* [The task]: Look through the records below, and copy out every line that holds the string "website".

* [The records]:
────────────────

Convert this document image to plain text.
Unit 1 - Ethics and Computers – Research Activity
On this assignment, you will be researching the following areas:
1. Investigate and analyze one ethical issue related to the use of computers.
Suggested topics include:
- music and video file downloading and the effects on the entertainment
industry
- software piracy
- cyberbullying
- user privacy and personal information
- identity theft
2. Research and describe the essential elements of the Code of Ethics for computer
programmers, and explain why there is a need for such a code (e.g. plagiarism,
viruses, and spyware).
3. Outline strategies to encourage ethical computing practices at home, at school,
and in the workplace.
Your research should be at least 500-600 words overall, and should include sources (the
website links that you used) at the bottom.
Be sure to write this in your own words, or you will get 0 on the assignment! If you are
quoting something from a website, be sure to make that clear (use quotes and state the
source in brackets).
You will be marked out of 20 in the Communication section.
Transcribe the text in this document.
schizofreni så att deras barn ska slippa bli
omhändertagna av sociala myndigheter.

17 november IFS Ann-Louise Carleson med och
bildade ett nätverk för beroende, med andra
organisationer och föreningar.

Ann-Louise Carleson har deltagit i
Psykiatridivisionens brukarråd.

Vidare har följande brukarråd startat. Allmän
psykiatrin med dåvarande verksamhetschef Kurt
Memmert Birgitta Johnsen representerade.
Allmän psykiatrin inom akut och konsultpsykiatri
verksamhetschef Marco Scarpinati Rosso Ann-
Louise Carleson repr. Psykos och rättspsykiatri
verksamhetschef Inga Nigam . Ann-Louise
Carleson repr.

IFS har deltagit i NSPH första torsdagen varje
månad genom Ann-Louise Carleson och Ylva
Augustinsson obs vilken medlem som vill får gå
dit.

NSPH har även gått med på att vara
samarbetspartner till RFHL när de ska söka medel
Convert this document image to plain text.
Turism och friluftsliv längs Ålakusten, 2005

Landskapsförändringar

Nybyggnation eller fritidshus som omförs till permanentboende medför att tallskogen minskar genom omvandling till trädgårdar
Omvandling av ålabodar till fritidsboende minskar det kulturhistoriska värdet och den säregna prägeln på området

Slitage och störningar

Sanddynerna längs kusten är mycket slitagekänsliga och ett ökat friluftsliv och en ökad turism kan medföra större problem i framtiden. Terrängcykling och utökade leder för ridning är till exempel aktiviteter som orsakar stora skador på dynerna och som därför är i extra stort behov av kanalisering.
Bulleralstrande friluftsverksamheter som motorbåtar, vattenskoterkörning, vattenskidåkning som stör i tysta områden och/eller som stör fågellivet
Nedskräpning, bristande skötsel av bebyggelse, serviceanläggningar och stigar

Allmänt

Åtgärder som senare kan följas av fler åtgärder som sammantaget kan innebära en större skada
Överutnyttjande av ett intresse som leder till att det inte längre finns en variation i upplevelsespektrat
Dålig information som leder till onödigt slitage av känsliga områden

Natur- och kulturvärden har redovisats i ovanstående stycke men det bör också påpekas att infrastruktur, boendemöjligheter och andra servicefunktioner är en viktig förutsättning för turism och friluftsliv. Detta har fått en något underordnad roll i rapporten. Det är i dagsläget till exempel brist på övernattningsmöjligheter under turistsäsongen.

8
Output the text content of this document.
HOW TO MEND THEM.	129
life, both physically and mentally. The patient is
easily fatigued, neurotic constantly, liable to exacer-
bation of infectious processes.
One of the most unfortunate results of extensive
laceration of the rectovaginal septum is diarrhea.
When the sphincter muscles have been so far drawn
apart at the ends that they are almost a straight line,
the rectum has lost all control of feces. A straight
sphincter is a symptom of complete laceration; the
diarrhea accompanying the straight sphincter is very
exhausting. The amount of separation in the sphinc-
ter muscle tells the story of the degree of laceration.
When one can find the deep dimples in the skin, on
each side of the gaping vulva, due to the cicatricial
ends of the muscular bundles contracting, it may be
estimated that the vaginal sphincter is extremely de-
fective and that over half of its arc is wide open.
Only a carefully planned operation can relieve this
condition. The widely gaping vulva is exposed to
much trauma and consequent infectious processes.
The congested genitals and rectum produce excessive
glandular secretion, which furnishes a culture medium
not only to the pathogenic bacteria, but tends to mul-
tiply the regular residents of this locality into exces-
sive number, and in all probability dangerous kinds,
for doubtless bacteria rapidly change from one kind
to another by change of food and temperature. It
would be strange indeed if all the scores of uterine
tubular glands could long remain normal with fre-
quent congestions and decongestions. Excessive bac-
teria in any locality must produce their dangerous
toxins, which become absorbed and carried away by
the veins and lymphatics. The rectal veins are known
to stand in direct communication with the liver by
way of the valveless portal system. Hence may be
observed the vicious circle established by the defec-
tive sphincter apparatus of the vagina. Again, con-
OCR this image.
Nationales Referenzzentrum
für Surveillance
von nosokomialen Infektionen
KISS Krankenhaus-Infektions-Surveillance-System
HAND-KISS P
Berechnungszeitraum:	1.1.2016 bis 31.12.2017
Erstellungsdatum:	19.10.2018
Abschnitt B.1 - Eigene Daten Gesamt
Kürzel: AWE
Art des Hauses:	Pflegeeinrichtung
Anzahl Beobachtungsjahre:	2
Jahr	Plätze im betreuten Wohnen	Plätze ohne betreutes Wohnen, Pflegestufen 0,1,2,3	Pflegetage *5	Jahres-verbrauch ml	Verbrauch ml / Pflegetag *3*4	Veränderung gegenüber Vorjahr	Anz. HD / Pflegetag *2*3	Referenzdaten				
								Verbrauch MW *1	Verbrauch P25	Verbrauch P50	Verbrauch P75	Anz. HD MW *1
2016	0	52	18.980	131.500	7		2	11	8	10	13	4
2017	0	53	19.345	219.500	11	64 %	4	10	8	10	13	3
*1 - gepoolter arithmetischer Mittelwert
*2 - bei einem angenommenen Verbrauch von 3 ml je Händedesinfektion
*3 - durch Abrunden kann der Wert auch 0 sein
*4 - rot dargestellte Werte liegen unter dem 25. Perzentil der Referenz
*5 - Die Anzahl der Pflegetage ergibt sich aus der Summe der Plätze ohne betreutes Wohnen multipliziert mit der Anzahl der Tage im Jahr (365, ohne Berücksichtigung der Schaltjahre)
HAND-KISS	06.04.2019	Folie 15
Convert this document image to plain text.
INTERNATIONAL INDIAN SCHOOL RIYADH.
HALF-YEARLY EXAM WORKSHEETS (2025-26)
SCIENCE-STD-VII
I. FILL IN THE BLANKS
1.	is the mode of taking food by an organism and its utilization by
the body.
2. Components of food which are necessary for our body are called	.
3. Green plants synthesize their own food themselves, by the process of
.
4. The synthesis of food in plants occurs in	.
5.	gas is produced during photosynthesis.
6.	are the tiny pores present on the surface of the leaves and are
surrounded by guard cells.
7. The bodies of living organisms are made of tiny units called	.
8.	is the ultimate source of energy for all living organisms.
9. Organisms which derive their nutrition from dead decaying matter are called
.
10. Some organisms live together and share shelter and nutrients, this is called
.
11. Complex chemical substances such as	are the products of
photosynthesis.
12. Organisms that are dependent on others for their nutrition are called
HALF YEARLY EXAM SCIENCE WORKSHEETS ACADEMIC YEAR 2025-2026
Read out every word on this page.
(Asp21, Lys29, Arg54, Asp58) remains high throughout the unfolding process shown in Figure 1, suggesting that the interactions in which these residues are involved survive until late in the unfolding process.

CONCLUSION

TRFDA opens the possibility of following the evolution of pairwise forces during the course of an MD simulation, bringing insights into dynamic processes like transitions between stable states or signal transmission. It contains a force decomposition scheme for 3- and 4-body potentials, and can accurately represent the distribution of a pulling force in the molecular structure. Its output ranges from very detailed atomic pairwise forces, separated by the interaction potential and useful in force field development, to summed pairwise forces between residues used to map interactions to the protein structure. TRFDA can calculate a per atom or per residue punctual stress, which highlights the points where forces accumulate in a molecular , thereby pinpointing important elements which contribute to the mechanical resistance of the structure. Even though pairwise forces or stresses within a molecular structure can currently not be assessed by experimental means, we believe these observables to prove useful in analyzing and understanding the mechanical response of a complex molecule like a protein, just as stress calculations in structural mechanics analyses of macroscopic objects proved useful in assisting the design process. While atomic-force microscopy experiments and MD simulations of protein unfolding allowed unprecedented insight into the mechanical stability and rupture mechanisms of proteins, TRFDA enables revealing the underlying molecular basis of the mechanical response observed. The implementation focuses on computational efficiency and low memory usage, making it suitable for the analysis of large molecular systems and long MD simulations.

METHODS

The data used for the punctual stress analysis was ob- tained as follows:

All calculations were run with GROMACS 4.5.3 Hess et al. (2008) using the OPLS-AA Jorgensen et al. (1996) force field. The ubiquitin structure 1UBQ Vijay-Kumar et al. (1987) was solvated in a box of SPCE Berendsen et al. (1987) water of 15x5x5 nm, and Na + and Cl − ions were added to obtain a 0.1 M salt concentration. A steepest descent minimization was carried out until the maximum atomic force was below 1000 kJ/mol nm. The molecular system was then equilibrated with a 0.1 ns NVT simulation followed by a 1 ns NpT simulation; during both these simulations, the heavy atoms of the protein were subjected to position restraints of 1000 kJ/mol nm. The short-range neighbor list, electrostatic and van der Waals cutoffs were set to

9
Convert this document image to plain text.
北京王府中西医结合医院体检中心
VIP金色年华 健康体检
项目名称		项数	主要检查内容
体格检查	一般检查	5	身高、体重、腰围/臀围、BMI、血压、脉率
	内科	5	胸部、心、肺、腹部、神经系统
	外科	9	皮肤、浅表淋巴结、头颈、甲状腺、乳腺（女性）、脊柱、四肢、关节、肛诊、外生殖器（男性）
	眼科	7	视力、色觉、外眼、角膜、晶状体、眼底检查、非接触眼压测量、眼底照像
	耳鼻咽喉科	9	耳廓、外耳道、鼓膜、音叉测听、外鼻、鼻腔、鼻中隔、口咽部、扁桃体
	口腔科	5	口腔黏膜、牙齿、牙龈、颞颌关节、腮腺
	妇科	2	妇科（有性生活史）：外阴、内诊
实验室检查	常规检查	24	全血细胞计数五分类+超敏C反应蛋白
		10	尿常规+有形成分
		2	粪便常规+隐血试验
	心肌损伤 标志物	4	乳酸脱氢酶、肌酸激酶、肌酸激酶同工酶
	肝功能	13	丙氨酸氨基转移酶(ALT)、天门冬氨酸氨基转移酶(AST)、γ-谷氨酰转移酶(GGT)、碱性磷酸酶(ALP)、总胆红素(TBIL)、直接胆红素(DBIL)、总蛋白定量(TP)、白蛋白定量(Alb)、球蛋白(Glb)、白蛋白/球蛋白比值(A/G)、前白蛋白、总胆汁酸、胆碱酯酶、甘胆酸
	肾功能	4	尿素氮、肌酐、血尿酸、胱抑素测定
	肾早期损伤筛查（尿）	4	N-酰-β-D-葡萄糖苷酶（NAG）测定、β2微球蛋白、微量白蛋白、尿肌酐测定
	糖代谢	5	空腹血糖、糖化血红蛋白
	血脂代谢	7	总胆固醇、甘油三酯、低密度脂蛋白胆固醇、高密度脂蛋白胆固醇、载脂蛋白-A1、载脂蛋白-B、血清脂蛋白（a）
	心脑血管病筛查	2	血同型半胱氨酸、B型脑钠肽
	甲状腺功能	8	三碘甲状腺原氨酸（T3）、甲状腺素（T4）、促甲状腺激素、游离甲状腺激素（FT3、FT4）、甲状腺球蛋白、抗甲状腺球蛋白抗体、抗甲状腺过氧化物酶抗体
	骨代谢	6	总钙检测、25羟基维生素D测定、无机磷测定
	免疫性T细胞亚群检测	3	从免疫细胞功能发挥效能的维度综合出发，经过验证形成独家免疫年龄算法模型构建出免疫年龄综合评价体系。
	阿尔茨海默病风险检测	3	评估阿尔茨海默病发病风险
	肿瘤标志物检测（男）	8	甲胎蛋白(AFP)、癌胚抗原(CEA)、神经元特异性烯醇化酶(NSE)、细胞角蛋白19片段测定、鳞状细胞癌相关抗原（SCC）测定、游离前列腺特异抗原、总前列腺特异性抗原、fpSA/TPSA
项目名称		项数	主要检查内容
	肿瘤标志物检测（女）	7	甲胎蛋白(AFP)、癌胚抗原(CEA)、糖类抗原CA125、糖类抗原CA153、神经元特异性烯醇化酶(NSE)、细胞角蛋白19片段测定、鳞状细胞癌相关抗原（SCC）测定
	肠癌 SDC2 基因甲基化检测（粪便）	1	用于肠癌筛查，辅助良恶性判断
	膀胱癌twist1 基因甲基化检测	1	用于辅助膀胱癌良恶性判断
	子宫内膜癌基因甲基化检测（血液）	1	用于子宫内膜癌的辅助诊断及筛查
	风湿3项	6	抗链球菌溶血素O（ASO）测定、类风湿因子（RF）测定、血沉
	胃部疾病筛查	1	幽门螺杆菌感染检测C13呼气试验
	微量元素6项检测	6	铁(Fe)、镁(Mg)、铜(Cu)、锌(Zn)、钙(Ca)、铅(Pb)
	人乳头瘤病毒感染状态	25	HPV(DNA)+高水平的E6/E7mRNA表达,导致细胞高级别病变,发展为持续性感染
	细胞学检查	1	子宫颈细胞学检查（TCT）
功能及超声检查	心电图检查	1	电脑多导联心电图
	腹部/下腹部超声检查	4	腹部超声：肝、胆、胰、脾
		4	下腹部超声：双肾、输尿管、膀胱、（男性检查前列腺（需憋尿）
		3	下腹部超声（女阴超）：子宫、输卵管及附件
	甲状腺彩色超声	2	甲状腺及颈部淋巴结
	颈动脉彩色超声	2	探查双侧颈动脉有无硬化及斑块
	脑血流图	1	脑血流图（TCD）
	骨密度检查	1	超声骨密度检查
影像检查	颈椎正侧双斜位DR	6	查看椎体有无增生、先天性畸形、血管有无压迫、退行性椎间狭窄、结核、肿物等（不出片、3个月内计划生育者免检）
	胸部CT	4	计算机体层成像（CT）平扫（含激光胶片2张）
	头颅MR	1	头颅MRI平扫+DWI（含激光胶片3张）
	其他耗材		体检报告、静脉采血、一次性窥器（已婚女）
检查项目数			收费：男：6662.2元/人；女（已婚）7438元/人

────────────────

* [Task response]:
website links that you used) at the bottom.
quoting something from a website, be sure to make that clear (use quotes and state the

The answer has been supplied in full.